### TASK INPUTS:

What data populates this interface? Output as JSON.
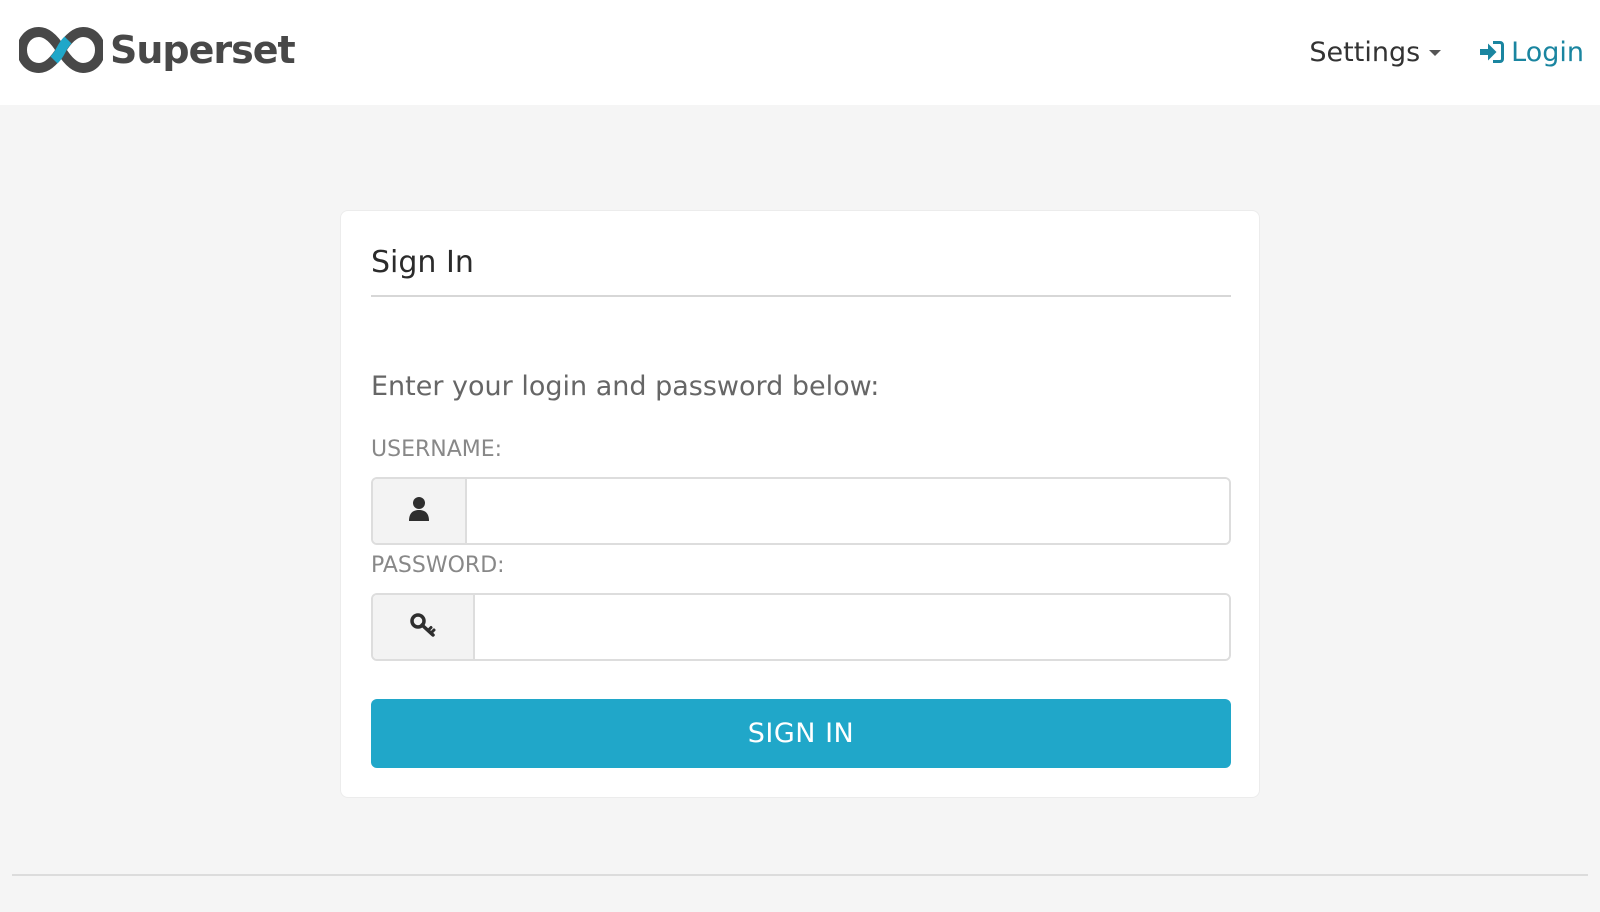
{
  "navbar": {
    "brand_name": "Superset",
    "logo_icon": "superset-infinity-logo",
    "settings_label": "Settings",
    "login_label": "Login",
    "login_icon": "sign-in-icon",
    "accent_color": "#1a85a0"
  },
  "login_form": {
    "title": "Sign In",
    "instructions": "Enter your login and password below:",
    "username": {
      "label": "USERNAME:",
      "value": "",
      "icon": "user-icon"
    },
    "password": {
      "label": "PASSWORD:",
      "value": "",
      "icon": "key-icon"
    },
    "submit_label": "SIGN IN",
    "button_color": "#20a7c9"
  }
}
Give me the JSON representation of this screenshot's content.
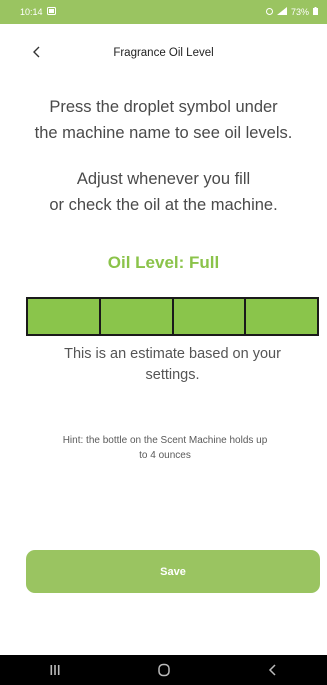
{
  "status_bar": {
    "time": "10:14",
    "battery": "73%",
    "background": "#9ac461"
  },
  "header": {
    "title": "Fragrance Oil Level",
    "back_icon": "chevron-left-icon"
  },
  "instructions": {
    "line1": "Press the droplet symbol under",
    "line2": "the machine name to see oil levels.",
    "line3": "Adjust whenever you fill",
    "line4": "or check the oil at the machine."
  },
  "oil_level": {
    "label": "Oil Level: Full",
    "color": "#8bc34a",
    "filled_segments": 4,
    "total_segments": 4
  },
  "estimate_note": {
    "line1": "This is an estimate based on your",
    "line2": "settings."
  },
  "hint": {
    "line1": "Hint: the bottle on the Scent Machine holds up",
    "line2": "to 4 ounces"
  },
  "save_button": {
    "label": "Save",
    "color": "#9ac461"
  },
  "nav_bar": {
    "icons": [
      "recent-apps-icon",
      "home-icon",
      "back-icon"
    ]
  }
}
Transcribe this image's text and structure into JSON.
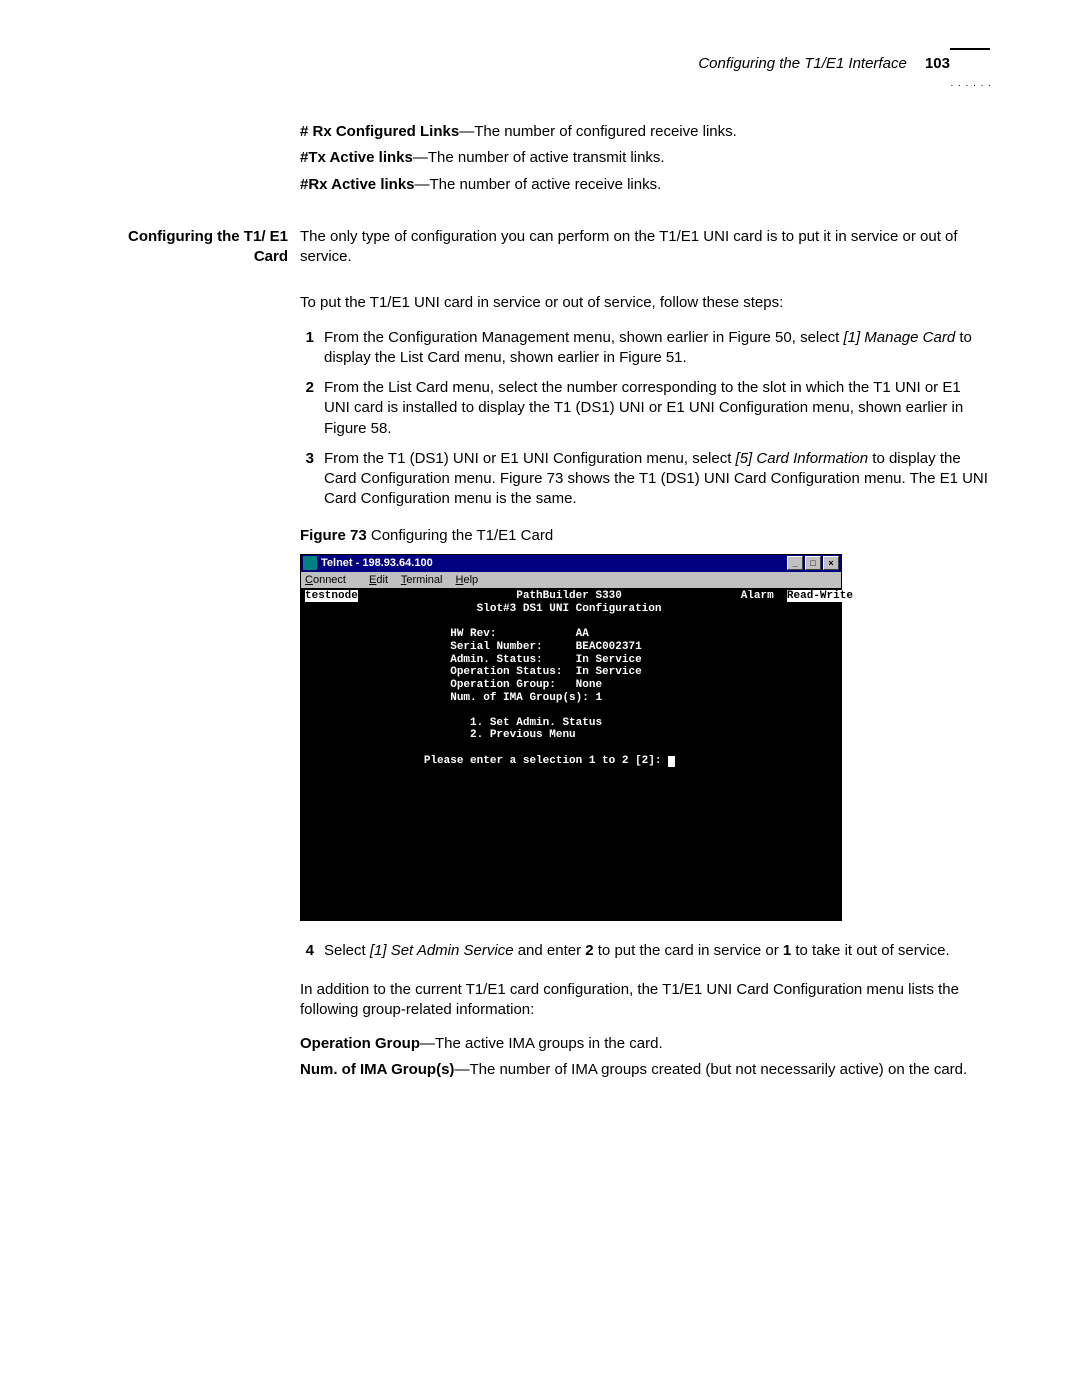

### REQUIRED TASK:
Copy, without the pictures, exactly the lines from the line with "Give me the" through the end of the material above, both ends included.

### ANSWER IN FULL:
Give me the JSON representation of this screenshot's content.
{
  "status_bar": {
    "time": "10:14",
    "battery": "73%",
    "background": "#9ac461"
  },
  "header": {
    "title": "Fragrance Oil Level",
    "back_icon": "chevron-left-icon"
  },
  "instructions": {
    "line1": "Press the droplet symbol under",
    "line2": "the machine name to see oil levels.",
    "line3": "Adjust whenever you fill",
    "line4": "or check the oil at the machine."
  },
  "oil_level": {
    "label": "Oil Level: Full",
    "color": "#8bc34a",
    "filled_segments": 4,
    "total_segments": 4
  },
  "estimate_note": {
    "line1": "This is an estimate based on your",
    "line2": "settings."
  },
  "hint": {
    "line1": "Hint: the bottle on the Scent Machine holds up",
    "line2": "to 4 ounces"
  },
  "save_button": {
    "label": "Save",
    "color": "#9ac461"
  },
  "nav_bar": {
    "icons": [
      "recent-apps-icon",
      "home-icon",
      "back-icon"
    ]
  }
}
Transcribe this image's text and structure into JSON.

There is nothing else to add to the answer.